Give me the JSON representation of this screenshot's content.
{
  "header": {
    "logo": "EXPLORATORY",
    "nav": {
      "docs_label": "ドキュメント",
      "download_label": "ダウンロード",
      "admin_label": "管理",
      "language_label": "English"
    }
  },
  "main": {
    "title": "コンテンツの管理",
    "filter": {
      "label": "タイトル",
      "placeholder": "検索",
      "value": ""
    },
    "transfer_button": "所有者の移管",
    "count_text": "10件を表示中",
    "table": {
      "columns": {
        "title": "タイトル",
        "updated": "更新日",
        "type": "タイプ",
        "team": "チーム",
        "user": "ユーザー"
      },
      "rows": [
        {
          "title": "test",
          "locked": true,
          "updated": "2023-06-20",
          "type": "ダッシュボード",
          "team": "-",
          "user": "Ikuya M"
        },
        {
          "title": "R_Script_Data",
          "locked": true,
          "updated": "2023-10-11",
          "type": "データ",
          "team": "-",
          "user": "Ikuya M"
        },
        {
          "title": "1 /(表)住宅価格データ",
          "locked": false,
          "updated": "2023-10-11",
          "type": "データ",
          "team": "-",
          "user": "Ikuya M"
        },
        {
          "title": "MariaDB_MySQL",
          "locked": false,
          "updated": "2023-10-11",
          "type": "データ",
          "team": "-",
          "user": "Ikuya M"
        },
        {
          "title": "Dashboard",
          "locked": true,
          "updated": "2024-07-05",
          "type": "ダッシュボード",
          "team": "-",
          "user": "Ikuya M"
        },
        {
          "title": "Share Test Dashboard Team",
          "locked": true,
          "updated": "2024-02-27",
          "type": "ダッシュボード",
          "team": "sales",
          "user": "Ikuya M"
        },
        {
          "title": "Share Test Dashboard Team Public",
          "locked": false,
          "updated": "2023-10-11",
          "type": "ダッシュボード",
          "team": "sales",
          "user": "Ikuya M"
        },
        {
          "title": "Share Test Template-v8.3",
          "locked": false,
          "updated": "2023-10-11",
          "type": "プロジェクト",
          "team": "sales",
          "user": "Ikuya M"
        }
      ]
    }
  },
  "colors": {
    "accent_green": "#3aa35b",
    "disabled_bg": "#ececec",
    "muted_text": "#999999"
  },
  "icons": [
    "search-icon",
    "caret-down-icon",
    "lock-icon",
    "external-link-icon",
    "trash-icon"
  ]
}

* Instructions to follow
Return all of the data exactly as it reads.

* Full answer
Give me the JSON representation of this screenshot's content.
{
  "header": {
    "logo": "EXPLORATORY",
    "nav": {
      "docs_label": "ドキュメント",
      "download_label": "ダウンロード",
      "admin_label": "管理",
      "language_label": "English"
    }
  },
  "main": {
    "title": "コンテンツの管理",
    "filter": {
      "label": "タイトル",
      "placeholder": "検索",
      "value": ""
    },
    "transfer_button": "所有者の移管",
    "count_text": "10件を表示中",
    "table": {
      "columns": {
        "title": "タイトル",
        "updated": "更新日",
        "type": "タイプ",
        "team": "チーム",
        "user": "ユーザー"
      },
      "rows": [
        {
          "title": "test",
          "locked": true,
          "updated": "2023-06-20",
          "type": "ダッシュボード",
          "team": "-",
          "user": "Ikuya M"
        },
        {
          "title": "R_Script_Data",
          "locked": true,
          "updated": "2023-10-11",
          "type": "データ",
          "team": "-",
          "user": "Ikuya M"
        },
        {
          "title": "1 /(表)住宅価格データ",
          "locked": false,
          "updated": "2023-10-11",
          "type": "データ",
          "team": "-",
          "user": "Ikuya M"
        },
        {
          "title": "MariaDB_MySQL",
          "locked": false,
          "updated": "2023-10-11",
          "type": "データ",
          "team": "-",
          "user": "Ikuya M"
        },
        {
          "title": "Dashboard",
          "locked": true,
          "updated": "2024-07-05",
          "type": "ダッシュボード",
          "team": "-",
          "user": "Ikuya M"
        },
        {
          "title": "Share Test Dashboard Team",
          "locked": true,
          "updated": "2024-02-27",
          "type": "ダッシュボード",
          "team": "sales",
          "user": "Ikuya M"
        },
        {
          "title": "Share Test Dashboard Team Public",
          "locked": false,
          "updated": "2023-10-11",
          "type": "ダッシュボード",
          "team": "sales",
          "user": "Ikuya M"
        },
        {
          "title": "Share Test Template-v8.3",
          "locked": false,
          "updated": "2023-10-11",
          "type": "プロジェクト",
          "team": "sales",
          "user": "Ikuya M"
        }
      ]
    }
  },
  "colors": {
    "accent_green": "#3aa35b",
    "disabled_bg": "#ececec",
    "muted_text": "#999999"
  },
  "icons": [
    "search-icon",
    "caret-down-icon",
    "lock-icon",
    "external-link-icon",
    "trash-icon"
  ]
}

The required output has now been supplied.